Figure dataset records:
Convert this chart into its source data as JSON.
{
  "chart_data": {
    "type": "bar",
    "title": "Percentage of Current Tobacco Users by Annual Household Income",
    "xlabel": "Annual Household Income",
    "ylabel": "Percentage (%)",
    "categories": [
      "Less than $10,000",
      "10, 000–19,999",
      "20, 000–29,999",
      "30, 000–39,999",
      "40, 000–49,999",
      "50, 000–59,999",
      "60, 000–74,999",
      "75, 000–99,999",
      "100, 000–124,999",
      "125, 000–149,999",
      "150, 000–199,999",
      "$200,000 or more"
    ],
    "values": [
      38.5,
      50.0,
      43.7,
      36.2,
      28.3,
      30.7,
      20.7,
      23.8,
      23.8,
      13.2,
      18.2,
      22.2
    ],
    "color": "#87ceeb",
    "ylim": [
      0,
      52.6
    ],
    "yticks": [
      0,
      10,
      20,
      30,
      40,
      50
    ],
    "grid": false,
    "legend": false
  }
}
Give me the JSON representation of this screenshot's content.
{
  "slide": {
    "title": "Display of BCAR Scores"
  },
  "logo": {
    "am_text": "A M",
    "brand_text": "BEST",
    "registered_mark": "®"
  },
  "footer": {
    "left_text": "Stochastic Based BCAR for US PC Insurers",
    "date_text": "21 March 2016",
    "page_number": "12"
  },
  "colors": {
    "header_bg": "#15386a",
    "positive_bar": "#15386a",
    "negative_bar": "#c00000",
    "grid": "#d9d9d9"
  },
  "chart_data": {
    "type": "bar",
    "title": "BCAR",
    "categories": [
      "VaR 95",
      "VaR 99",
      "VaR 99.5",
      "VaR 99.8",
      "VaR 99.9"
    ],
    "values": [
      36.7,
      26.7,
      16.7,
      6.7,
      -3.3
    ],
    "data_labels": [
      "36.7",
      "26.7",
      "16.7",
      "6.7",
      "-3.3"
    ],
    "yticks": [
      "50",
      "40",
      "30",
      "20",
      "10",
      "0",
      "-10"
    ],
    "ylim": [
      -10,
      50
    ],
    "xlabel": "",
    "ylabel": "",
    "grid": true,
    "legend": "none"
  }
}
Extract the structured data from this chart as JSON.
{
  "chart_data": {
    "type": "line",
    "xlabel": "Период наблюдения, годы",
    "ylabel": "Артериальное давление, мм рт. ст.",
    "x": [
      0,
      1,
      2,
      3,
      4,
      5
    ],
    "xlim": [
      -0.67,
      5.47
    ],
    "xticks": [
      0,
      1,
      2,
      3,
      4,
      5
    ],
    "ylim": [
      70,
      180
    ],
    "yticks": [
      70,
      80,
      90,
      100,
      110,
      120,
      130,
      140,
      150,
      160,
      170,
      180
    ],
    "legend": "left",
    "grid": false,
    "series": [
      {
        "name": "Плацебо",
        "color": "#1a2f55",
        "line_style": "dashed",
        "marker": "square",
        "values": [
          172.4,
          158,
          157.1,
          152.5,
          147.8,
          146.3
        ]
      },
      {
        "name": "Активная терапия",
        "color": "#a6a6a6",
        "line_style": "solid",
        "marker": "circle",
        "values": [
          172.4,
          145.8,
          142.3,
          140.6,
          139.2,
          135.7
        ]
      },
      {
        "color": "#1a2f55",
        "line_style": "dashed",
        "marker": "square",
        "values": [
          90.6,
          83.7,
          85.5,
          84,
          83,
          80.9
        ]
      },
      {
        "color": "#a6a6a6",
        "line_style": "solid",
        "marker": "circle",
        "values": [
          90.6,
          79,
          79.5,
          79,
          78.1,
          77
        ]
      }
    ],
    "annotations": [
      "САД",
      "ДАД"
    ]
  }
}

→ TASK GOAL:
Copy out every line from the records that has the word "Household".

→ RESPONSE TO THIS TASK:
    "title": "Percentage of Current Tobacco Users by Annual Household Income",
    "xlabel": "Annual Household Income",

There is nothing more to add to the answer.